* _TEXT TO READ_
++++++++++

Down with Publishers! Down with Them All!

I fell into an interesting hole in Bluesky: people who are aware the publishing gig is rigged. I’ll elaborate on my experiences and observations.

I wrote a book, Simon Peter, which is an atheist take on the life of Jesus as the leader of a death cult. I did a bunch of research into cult leaders and concluded along the way, yeah, this had legs. The life of Jesus – taken without the theological flourishes of the past couple of thousand years – follows the typical patterns of a death cult. A charismatic leader who vacillates about their divinity, but as his followers grow to believe it, he becomes bolder in expressing his godhead while preaching the end is near while antagonizing the government and forcing them into an apocalyptic showdown. It follows the same overall pattern as David Koresh, L. Ron Hubbard, Joseph Smith, Jim Jones, and countless others. While doing my investigation, I also found other parallels that historical death cult messiahs had with each other but missing from Christianity. Mainly that they were deeply disturbed people, usually suffering severe childhood abuse (often sexual in nature,) and that death cult messiahs almost always got around to sexually abusing their followers. I came to believe (and still do) that you can see hints of this in the official record of Christianity (which I believe has about as much credibility as the Scientology website about L. Ron Hubbard.) Specifically, the dismissal of marriage and the fixation on fallen women are extremely common in messianic death cults.

++++++++++

* _RECORD LIST_
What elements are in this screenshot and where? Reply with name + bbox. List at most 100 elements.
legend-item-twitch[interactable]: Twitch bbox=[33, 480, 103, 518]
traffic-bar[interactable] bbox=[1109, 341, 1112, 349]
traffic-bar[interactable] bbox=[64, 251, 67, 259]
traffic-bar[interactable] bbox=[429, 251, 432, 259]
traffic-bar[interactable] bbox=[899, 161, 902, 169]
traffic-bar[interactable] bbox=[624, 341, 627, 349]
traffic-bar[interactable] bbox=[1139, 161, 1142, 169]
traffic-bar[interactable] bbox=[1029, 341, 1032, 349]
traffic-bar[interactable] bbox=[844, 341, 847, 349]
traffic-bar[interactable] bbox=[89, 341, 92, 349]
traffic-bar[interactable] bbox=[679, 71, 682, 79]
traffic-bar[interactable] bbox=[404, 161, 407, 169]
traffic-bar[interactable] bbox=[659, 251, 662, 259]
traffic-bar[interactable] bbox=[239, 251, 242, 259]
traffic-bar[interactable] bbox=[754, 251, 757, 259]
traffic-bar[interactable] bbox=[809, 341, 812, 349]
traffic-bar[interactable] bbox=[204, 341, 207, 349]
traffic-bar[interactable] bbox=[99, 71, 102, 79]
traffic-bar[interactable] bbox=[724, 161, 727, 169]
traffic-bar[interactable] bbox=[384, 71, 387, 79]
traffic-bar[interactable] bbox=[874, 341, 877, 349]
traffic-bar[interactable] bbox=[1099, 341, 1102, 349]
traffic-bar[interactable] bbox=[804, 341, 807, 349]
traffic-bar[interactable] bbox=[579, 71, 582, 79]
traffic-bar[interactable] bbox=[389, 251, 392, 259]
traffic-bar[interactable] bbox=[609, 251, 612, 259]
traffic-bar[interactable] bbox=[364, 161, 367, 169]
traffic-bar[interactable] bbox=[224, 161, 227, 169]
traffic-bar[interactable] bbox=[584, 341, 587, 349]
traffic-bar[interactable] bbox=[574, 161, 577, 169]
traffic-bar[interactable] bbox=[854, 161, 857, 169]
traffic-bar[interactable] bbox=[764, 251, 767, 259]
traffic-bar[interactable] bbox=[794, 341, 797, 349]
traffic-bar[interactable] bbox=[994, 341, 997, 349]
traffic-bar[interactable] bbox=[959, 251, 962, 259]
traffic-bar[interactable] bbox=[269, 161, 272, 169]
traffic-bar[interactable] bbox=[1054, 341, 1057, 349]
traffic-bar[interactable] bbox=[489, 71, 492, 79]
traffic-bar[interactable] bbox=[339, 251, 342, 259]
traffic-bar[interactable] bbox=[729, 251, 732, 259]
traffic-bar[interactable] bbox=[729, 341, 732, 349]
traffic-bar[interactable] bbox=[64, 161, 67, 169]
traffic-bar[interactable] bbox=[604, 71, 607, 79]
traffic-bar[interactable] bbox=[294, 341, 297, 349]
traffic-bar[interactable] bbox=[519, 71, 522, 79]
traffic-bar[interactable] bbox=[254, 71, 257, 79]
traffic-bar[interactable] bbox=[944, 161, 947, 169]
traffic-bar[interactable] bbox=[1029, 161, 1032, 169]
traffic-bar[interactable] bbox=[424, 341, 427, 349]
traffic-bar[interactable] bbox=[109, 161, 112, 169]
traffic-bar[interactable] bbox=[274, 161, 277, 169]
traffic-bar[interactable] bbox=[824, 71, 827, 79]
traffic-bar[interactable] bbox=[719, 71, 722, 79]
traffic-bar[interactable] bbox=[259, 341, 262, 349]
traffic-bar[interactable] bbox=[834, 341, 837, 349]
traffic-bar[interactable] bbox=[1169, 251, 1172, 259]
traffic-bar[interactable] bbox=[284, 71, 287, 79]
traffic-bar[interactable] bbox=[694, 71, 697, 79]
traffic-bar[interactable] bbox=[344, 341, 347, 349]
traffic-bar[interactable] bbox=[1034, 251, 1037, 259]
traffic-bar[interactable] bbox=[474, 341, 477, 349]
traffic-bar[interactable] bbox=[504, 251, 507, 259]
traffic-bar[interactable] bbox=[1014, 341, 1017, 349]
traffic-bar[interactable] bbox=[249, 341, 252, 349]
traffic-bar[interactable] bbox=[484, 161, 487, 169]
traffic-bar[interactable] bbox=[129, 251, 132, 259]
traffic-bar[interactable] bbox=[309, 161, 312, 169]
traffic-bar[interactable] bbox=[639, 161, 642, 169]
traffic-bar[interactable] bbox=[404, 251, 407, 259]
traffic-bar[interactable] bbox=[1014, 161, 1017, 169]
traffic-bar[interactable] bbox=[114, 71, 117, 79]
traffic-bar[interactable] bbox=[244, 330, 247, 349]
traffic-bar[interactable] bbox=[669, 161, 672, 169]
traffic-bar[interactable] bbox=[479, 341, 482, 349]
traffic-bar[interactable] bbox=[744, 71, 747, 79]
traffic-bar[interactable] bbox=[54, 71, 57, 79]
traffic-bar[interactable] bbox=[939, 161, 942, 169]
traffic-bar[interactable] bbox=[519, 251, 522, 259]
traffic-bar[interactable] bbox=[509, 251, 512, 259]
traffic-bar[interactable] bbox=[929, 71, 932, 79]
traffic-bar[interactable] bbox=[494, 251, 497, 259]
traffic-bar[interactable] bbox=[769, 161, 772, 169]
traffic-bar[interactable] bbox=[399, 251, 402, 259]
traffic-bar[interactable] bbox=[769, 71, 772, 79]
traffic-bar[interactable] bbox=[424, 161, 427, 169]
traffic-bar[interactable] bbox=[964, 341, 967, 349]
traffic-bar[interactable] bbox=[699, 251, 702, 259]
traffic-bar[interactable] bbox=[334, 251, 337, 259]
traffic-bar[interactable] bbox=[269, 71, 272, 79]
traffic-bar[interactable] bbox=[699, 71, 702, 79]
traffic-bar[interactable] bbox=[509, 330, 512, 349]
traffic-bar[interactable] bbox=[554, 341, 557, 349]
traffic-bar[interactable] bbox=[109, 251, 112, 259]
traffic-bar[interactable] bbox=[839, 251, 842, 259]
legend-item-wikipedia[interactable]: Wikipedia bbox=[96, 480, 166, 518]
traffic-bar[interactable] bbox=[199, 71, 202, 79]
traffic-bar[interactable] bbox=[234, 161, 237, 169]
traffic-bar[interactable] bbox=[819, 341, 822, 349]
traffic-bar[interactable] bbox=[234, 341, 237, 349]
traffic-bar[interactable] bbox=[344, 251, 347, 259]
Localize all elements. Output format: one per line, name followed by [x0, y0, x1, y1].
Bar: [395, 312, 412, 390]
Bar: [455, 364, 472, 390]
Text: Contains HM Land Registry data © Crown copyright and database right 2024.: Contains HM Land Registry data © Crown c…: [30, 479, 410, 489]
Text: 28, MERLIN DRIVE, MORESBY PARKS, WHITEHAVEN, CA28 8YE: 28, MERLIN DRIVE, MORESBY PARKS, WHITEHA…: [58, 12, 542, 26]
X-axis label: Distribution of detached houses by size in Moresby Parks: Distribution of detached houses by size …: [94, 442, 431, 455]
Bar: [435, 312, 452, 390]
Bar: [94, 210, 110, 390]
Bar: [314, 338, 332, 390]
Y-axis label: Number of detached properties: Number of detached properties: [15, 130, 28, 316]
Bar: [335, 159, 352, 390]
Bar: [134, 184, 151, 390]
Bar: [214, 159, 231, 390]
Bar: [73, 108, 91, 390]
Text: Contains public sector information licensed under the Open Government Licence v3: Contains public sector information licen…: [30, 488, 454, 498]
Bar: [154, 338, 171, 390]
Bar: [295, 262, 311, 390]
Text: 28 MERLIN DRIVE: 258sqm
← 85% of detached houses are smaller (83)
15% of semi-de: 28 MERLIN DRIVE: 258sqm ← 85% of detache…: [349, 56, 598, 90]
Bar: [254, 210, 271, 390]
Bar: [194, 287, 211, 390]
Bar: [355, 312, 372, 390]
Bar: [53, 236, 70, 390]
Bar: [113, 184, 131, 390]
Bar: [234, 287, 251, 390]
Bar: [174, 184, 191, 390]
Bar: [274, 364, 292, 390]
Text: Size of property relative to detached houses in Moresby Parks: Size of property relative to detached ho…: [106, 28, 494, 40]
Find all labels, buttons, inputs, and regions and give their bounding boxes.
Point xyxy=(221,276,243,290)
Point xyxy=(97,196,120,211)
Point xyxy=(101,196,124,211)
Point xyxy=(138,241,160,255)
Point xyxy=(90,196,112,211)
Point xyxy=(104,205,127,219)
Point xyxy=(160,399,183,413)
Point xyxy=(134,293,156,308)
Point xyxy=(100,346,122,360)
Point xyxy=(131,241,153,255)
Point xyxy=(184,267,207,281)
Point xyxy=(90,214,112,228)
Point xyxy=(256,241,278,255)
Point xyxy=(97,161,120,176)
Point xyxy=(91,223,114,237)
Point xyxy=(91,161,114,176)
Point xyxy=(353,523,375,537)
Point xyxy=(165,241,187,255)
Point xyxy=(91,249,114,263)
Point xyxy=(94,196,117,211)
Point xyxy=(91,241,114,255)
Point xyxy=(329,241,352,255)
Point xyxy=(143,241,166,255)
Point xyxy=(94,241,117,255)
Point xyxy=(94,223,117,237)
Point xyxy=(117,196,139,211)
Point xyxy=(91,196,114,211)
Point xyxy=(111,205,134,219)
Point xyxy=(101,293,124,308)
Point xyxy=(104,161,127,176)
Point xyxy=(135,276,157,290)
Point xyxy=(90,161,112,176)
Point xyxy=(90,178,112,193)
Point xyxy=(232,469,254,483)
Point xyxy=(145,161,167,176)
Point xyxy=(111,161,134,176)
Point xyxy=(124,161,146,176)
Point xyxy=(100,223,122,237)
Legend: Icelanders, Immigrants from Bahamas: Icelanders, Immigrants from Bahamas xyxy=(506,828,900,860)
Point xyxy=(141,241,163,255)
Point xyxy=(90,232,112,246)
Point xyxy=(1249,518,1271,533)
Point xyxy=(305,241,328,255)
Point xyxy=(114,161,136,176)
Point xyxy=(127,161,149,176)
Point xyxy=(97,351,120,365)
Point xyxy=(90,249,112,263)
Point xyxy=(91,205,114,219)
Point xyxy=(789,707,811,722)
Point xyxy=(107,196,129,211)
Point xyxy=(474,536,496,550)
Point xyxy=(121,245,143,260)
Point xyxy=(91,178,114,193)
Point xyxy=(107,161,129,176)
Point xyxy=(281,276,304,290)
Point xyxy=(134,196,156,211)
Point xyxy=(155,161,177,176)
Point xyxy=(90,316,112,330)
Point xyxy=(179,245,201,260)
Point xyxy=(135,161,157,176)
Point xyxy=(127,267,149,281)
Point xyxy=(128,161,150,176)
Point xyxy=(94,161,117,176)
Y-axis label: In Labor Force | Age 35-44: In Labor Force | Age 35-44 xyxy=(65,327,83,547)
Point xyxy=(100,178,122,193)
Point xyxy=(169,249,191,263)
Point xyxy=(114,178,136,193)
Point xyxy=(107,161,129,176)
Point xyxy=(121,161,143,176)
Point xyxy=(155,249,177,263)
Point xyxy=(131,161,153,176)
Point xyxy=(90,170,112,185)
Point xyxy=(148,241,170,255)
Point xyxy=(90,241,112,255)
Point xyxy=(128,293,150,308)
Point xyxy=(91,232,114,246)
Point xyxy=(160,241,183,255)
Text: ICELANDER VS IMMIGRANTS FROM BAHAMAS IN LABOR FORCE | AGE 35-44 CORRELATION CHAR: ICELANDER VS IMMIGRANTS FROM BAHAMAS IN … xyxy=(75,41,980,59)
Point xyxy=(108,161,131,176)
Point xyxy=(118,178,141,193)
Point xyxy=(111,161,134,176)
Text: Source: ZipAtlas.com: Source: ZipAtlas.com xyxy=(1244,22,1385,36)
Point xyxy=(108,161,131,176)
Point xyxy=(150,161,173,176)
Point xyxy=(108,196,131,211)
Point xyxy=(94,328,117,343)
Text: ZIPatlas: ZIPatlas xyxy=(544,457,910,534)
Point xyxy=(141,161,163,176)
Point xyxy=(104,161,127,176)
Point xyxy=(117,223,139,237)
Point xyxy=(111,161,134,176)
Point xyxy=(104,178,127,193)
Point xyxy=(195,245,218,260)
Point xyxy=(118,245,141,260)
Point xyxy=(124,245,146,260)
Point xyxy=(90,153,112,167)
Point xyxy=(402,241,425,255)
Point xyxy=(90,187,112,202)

++++++++++

* _REQUIREMENT 1_
Summarize the blog post in two sentences.
* _REQUIREMENT 2_
Reproduce the blog post word for word from "Down with Publishers!" to "experiences and observations.".
* _REQUIREMENT 3_
Rewrite the blog post's paragraph beginning "I wrote a book, Simon Peter" as a concise bulleted list that keeps its main facts.

* _TASK RESULT 1_
The author reports finding people on Bluesky who are aware the publishing business is rigged, and describes writing Simon Peter, an atheist take on the life of Jesus as the leader of a death cult, after researching cult leaders. The author argues that this life follows the typical pattern of death cults seen with figures such as David Koresh, L. Ron Hubbard, Joseph Smith, and Jim Jones, and sees hints in the official record of Christianity of the traits common to such messiahs, such as the dismissal of marriage and the fixation on fallen women.

* _TASK RESULT 2_
Down with Publishers! Down with Them All!

I fell into an interesting hole in Bluesky: people who are aware the publishing gig is rigged. I’ll elaborate on my experiences and observations.

* _TASK RESULT 3_
- I wrote Simon Peter, an atheist take on the life of Jesus as the leader of a death cult, after researching cult leaders.
- Without the theological flourishes of the past two thousand years, the life of Jesus follows the typical death cult pattern: a charismatic leader who vacillates about his divinity, grows bolder in claiming godhead as followers come to believe it, preaches that the end is near, and antagonizes the government into an apocalyptic showdown.
- The same pattern fits David Koresh, L. Ron Hubbard, Joseph Smith, Jim Jones, and countless others.
- Historical death cult messiahs shared further traits missing from Christianity: they were deeply disturbed, usually suffered severe childhood abuse (often sexual), and almost always sexually abused their followers.
- I believe hints of this appear in the official record of Christianity, whose credibility I compare to the Scientology website on L. Ron Hubbard; the dismissal of marriage and the fixation on fallen women are extremely common in messianic death cults.